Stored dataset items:
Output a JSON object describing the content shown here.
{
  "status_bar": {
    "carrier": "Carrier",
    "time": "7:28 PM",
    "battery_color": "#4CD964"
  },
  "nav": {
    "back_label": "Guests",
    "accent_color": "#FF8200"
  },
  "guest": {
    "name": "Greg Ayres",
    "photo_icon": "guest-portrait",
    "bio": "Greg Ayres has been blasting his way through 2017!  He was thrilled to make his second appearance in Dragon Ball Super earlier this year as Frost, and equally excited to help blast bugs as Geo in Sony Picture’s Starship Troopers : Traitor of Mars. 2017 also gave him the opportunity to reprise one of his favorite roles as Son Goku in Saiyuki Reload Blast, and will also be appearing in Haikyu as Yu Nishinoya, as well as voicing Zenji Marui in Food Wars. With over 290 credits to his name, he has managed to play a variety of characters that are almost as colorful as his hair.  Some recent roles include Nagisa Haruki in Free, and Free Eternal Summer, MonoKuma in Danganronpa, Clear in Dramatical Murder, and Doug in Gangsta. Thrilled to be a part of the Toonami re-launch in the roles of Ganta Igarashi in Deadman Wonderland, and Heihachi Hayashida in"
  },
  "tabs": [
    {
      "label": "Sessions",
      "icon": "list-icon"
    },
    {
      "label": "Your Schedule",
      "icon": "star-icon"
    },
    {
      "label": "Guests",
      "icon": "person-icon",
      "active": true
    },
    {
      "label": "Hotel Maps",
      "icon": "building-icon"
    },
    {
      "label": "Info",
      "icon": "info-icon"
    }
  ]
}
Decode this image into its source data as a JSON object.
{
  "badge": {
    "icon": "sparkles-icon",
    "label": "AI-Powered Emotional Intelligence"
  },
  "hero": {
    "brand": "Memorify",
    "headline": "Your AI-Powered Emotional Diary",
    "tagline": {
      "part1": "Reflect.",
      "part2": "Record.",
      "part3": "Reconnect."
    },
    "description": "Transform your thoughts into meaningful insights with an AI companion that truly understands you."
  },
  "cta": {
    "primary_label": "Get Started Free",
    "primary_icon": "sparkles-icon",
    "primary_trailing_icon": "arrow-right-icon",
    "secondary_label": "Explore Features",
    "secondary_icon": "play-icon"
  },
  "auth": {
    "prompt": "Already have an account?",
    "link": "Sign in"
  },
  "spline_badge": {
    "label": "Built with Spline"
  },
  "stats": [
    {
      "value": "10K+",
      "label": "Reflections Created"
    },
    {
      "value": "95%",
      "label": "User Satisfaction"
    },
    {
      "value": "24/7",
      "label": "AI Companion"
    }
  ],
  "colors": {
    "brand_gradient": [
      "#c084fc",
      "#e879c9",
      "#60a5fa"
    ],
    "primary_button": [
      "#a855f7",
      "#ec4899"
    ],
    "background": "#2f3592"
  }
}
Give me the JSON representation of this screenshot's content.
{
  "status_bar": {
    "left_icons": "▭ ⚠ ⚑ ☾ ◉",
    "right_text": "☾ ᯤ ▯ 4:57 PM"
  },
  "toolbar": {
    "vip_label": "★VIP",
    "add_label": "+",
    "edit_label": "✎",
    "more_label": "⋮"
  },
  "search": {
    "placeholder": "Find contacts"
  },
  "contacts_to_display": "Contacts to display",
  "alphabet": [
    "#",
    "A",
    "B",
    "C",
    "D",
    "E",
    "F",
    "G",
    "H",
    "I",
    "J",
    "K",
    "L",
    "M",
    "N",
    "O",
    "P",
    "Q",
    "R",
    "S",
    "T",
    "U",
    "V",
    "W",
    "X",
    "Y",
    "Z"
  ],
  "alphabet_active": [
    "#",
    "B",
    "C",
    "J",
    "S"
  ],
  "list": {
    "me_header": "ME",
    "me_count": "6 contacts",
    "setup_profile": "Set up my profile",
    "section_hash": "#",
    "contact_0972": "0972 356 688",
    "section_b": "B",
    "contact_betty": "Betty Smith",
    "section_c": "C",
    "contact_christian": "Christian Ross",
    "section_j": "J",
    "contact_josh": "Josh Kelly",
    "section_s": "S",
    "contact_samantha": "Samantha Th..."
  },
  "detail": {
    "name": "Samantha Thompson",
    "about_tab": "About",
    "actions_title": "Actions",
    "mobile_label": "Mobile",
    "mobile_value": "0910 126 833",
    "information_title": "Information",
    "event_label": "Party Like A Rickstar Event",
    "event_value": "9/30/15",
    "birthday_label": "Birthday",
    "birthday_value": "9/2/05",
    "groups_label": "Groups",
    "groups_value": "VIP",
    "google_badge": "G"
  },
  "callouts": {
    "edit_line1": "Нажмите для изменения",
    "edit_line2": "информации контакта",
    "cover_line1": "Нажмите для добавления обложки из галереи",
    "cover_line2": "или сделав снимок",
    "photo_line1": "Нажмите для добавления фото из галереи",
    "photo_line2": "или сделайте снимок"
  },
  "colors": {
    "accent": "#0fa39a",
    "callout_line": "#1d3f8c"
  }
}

* TO BE DONE
Report how many lines in this data include the string "Free", and nothing else.

* SOLUTION FOR THIS PROBLEM
2